▸ GIVEN INSTRUCTION
Exactly the lines from the line containing "Extract all readable text from this page." through the final line of the entries below must be returned, and only those, without pictures.

* * * * * * * * *

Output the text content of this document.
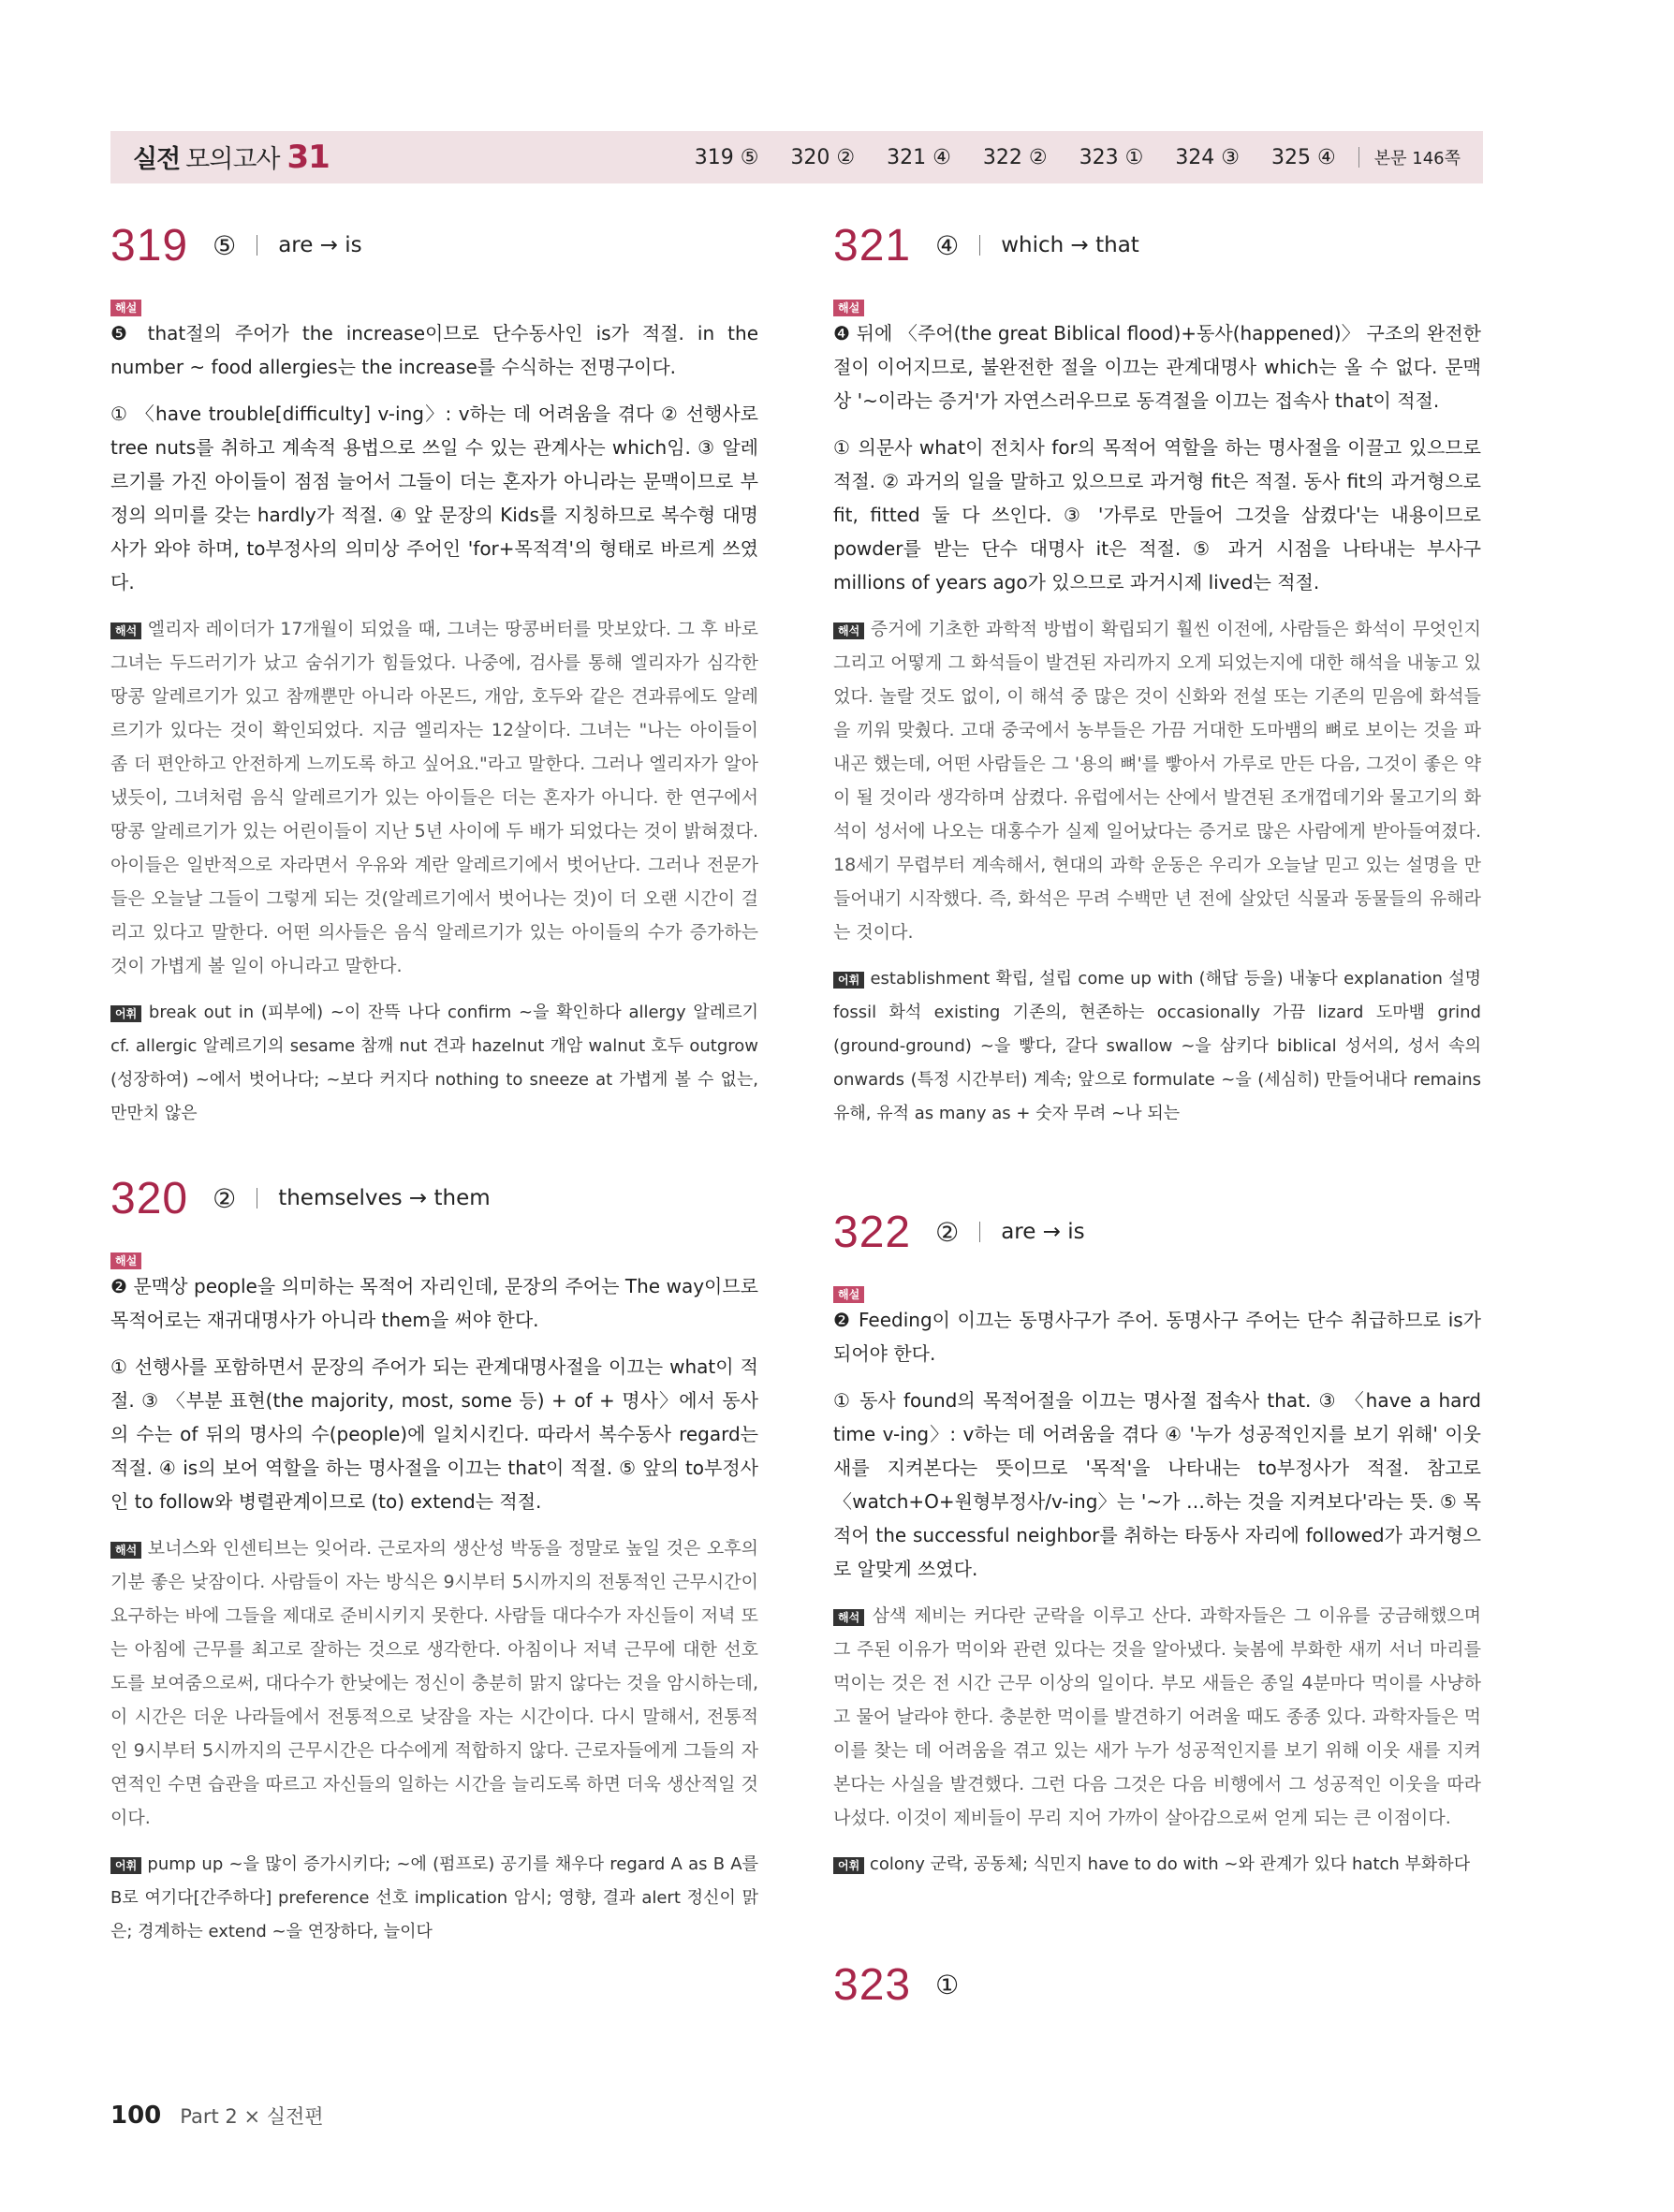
실전 모의고사 31	319 ⑤ 320 ② 321 ④ 322 ② 323 ① 324 ③ 325 ④ 본문 146쪽
319 ⑤ are → is
해설

❺ that절의 주어가 the increase이므로 단수동사인 is가 적절. in the number ~ food allergies는 the increase를 수식하는 전명구이다.

① 〈have trouble[difficulty] v-ing〉: v하는 데 어려움을 겪다 ② 선행사로 tree nuts를 취하고 계속적 용법으로 쓰일 수 있는 관계사는 which임. ③ 알레르기를 가진 아이들이 점점 늘어서 그들이 더는 혼자가 아니라는 문맥이므로 부정의 의미를 갖는 hardly가 적절. ④ 앞 문장의 Kids를 지칭하므로 복수형 대명사가 와야 하며, to부정사의 의미상 주어인 'for+목적격'의 형태로 바르게 쓰였다.

해석 엘리자 레이더가 17개월이 되었을 때, 그녀는 땅콩버터를 맛보았다. 그 후 바로 그녀는 두드러기가 났고 숨쉬기가 힘들었다. 나중에, 검사를 통해 엘리자가 심각한 땅콩 알레르기가 있고 참깨뿐만 아니라 아몬드, 개암, 호두와 같은 견과류에도 알레르기가 있다는 것이 확인되었다. 지금 엘리자는 12살이다. 그녀는 "나는 아이들이 좀 더 편안하고 안전하게 느끼도록 하고 싶어요."라고 말한다. 그러나 엘리자가 알아냈듯이, 그녀처럼 음식 알레르기가 있는 아이들은 더는 혼자가 아니다. 한 연구에서 땅콩 알레르기가 있는 어린이들이 지난 5년 사이에 두 배가 되었다는 것이 밝혀졌다. 아이들은 일반적으로 자라면서 우유와 계란 알레르기에서 벗어난다. 그러나 전문가들은 오늘날 그들이 그렇게 되는 것(알레르기에서 벗어나는 것)이 더 오랜 시간이 걸리고 있다고 말한다. 어떤 의사들은 음식 알레르기가 있는 아이들의 수가 증가하는 것이 가볍게 볼 일이 아니라고 말한다.

어휘 break out in (피부에) ~이 잔뜩 나다 confirm ~을 확인하다 allergy 알레르기 cf. allergic 알레르기의 sesame 참깨 nut 견과 hazelnut 개암 walnut 호두 outgrow (성장하여) ~에서 벗어나다; ~보다 커지다 nothing to sneeze at 가볍게 볼 수 없는, 만만치 않은

320 ② themselves → them
해설

❷ 문맥상 people을 의미하는 목적어 자리인데, 문장의 주어는 The way이므로 목적어로는 재귀대명사가 아니라 them을 써야 한다.

① 선행사를 포함하면서 문장의 주어가 되는 관계대명사절을 이끄는 what이 적절. ③ 〈부분 표현(the majority, most, some 등) + of + 명사〉에서 동사의 수는 of 뒤의 명사의 수(people)에 일치시킨다. 따라서 복수동사 regard는 적절. ④ is의 보어 역할을 하는 명사절을 이끄는 that이 적절. ⑤ 앞의 to부정사인 to follow와 병렬관계이므로 (to) extend는 적절.

해석 보너스와 인센티브는 잊어라. 근로자의 생산성 박동을 정말로 높일 것은 오후의 기분 좋은 낮잠이다. 사람들이 자는 방식은 9시부터 5시까지의 전통적인 근무시간이 요구하는 바에 그들을 제대로 준비시키지 못한다. 사람들 대다수가 자신들이 저녁 또는 아침에 근무를 최고로 잘하는 것으로 생각한다. 아침이나 저녁 근무에 대한 선호도를 보여줌으로써, 대다수가 한낮에는 정신이 충분히 맑지 않다는 것을 암시하는데, 이 시간은 더운 나라들에서 전통적으로 낮잠을 자는 시간이다. 다시 말해서, 전통적인 9시부터 5시까지의 근무시간은 다수에게 적합하지 않다. 근로자들에게 그들의 자연적인 수면 습관을 따르고 자신들의 일하는 시간을 늘리도록 하면 더욱 생산적일 것이다.

어휘 pump up ~을 많이 증가시키다; ~에 (펌프로) 공기를 채우다 regard A as B A를 B로 여기다[간주하다] preference 선호 implication 암시; 영향, 결과 alert 정신이 맑은; 경계하는 extend ~을 연장하다, 늘이다

321 ④ which → that
해설

❹ 뒤에 〈주어(the great Biblical flood)+동사(happened)〉 구조의 완전한 절이 이어지므로, 불완전한 절을 이끄는 관계대명사 which는 올 수 없다. 문맥상 '~이라는 증거'가 자연스러우므로 동격절을 이끄는 접속사 that이 적절.

① 의문사 what이 전치사 for의 목적어 역할을 하는 명사절을 이끌고 있으므로 적절. ② 과거의 일을 말하고 있으므로 과거형 fit은 적절. 동사 fit의 과거형으로 fit, fitted 둘 다 쓰인다. ③ '가루로 만들어 그것을 삼켰다'는 내용이므로 powder를 받는 단수 대명사 it은 적절. ⑤ 과거 시점을 나타내는 부사구 millions of years ago가 있으므로 과거시제 lived는 적절.

해석 증거에 기초한 과학적 방법이 확립되기 훨씬 이전에, 사람들은 화석이 무엇인지 그리고 어떻게 그 화석들이 발견된 자리까지 오게 되었는지에 대한 해석을 내놓고 있었다. 놀랄 것도 없이, 이 해석 중 많은 것이 신화와 전설 또는 기존의 믿음에 화석들을 끼워 맞췄다. 고대 중국에서 농부들은 가끔 거대한 도마뱀의 뼈로 보이는 것을 파내곤 했는데, 어떤 사람들은 그 '용의 뼈'를 빻아서 가루로 만든 다음, 그것이 좋은 약이 될 것이라 생각하며 삼켰다. 유럽에서는 산에서 발견된 조개껍데기와 물고기의 화석이 성서에 나오는 대홍수가 실제 일어났다는 증거로 많은 사람에게 받아들여졌다. 18세기 무렵부터 계속해서, 현대의 과학 운동은 우리가 오늘날 믿고 있는 설명을 만들어내기 시작했다. 즉, 화석은 무려 수백만 년 전에 살았던 식물과 동물들의 유해라는 것이다.

어휘 establishment 확립, 설립 come up with (해답 등을) 내놓다 explanation 설명 fossil 화석 existing 기존의, 현존하는 occasionally 가끔 lizard 도마뱀 grind (ground-ground) ~을 빻다, 갈다 swallow ~을 삼키다 biblical 성서의, 성서 속의 onwards (특정 시간부터) 계속; 앞으로 formulate ~을 (세심히) 만들어내다 remains 유해, 유적 as many as + 숫자 무려 ~나 되는

322 ② are → is
해설

❷ Feeding이 이끄는 동명사구가 주어. 동명사구 주어는 단수 취급하므로 is가 되어야 한다.

① 동사 found의 목적어절을 이끄는 명사절 접속사 that. ③ 〈have a hard time v-ing〉: v하는 데 어려움을 겪다 ④ '누가 성공적인지를 보기 위해' 이웃 새를 지켜본다는 뜻이므로 '목적'을 나타내는 to부정사가 적절. 참고로 〈watch+O+원형부정사/v-ing〉는 '~가 …하는 것을 지켜보다'라는 뜻. ⑤ 목적어 the successful neighbor를 취하는 타동사 자리에 followed가 과거형으로 알맞게 쓰였다.

해석 삼색 제비는 커다란 군락을 이루고 산다. 과학자들은 그 이유를 궁금해했으며 그 주된 이유가 먹이와 관련 있다는 것을 알아냈다. 늦봄에 부화한 새끼 서너 마리를 먹이는 것은 전 시간 근무 이상의 일이다. 부모 새들은 종일 4분마다 먹이를 사냥하고 물어 날라야 한다. 충분한 먹이를 발견하기 어려울 때도 종종 있다. 과학자들은 먹이를 찾는 데 어려움을 겪고 있는 새가 누가 성공적인지를 보기 위해 이웃 새를 지켜본다는 사실을 발견했다. 그런 다음 그것은 다음 비행에서 그 성공적인 이웃을 따라나섰다. 이것이 제비들이 무리 지어 가까이 살아감으로써 얻게 되는 큰 이점이다.

어휘 colony 군락, 공동체; 식민지 have to do with ~와 관계가 있다 hatch 부화하다

323 ①
100 Part 2 × 실전편
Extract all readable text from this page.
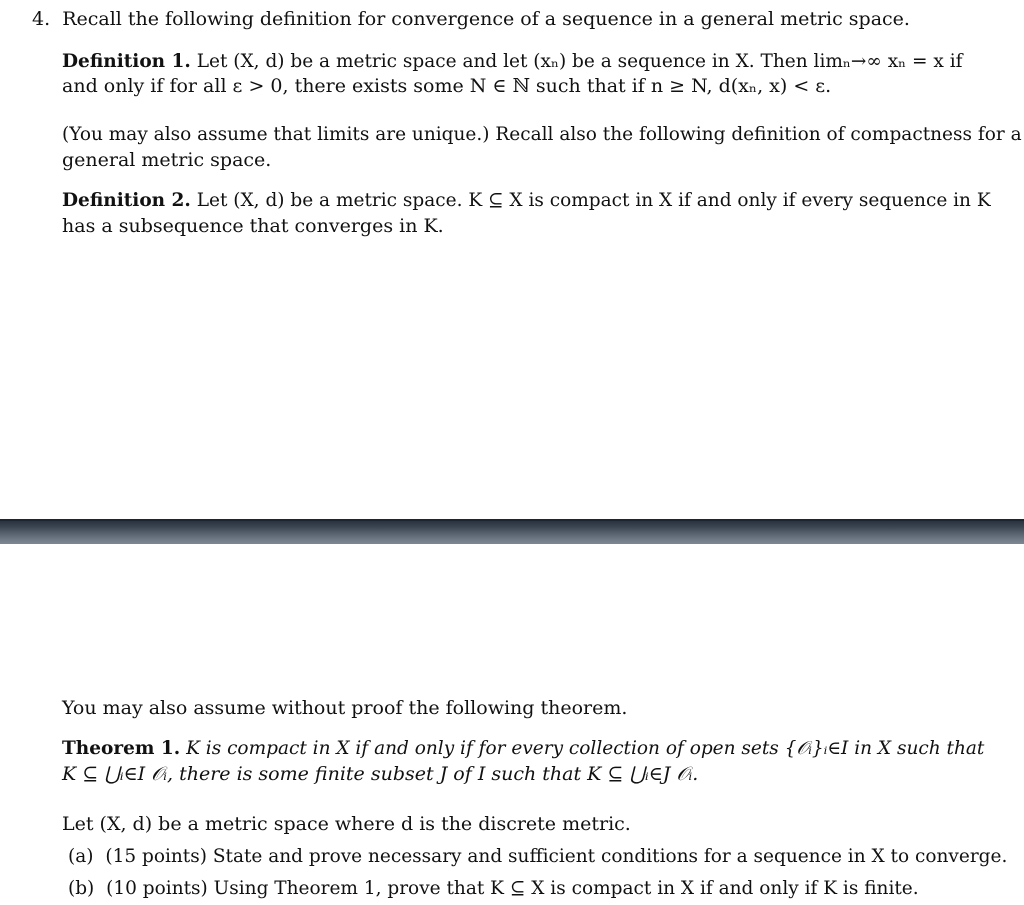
4. Recall the following definition for convergence of a sequence in a general metric space.
Definition 1. Let (X, d) be a metric space and let (xₙ) be a sequence in X. Then limₙ→∞ xₙ = x if
and only if for all ε > 0, there exists some N ∈ ℕ such that if n ≥ N, d(xₙ, x) < ε.
(You may also assume that limits are unique.) Recall also the following definition of compactness for a
general metric space.
Definition 2. Let (X, d) be a metric space. K ⊆ X is compact in X if and only if every sequence in K
has a subsequence that converges in K.
You may also assume without proof the following theorem.
Theorem 1. K is compact in X if and only if for every collection of open sets {𝒪ᵢ}ᵢ∈I in X such that
K ⊆ ⋃ᵢ∈I 𝒪ᵢ, there is some finite subset J of I such that K ⊆ ⋃ᵢ∈J 𝒪ᵢ.
Let (X, d) be a metric space where d is the discrete metric.
(a) (15 points) State and prove necessary and sufficient conditions for a sequence in X to converge.
(b) (10 points) Using Theorem 1, prove that K ⊆ X is compact in X if and only if K is finite.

* * * * * * * * *

▸ SOLUTION TO THIS PROBLEM
Extract all readable text from this page.
4. Recall the following definition for convergence of a sequence in a general metric space.
Definition 1. Let (X, d) be a metric space and let (xₙ) be a sequence in X. Then limₙ→∞ xₙ = x if
and only if for all ε > 0, there exists some N ∈ ℕ such that if n ≥ N, d(xₙ, x) < ε.
(You may also assume that limits are unique.) Recall also the following definition of compactness for a
general metric space.
Definition 2. Let (X, d) be a metric space. K ⊆ X is compact in X if and only if every sequence in K
has a subsequence that converges in K.
You may also assume without proof the following theorem.
Theorem 1. K is compact in X if and only if for every collection of open sets {𝒪ᵢ}ᵢ∈I in X such that
K ⊆ ⋃ᵢ∈I 𝒪ᵢ, there is some finite subset J of I such that K ⊆ ⋃ᵢ∈J 𝒪ᵢ.
Let (X, d) be a metric space where d is the discrete metric.
(a) (15 points) State and prove necessary and sufficient conditions for a sequence in X to converge.
(b) (10 points) Using Theorem 1, prove that K ⊆ X is compact in X if and only if K is finite.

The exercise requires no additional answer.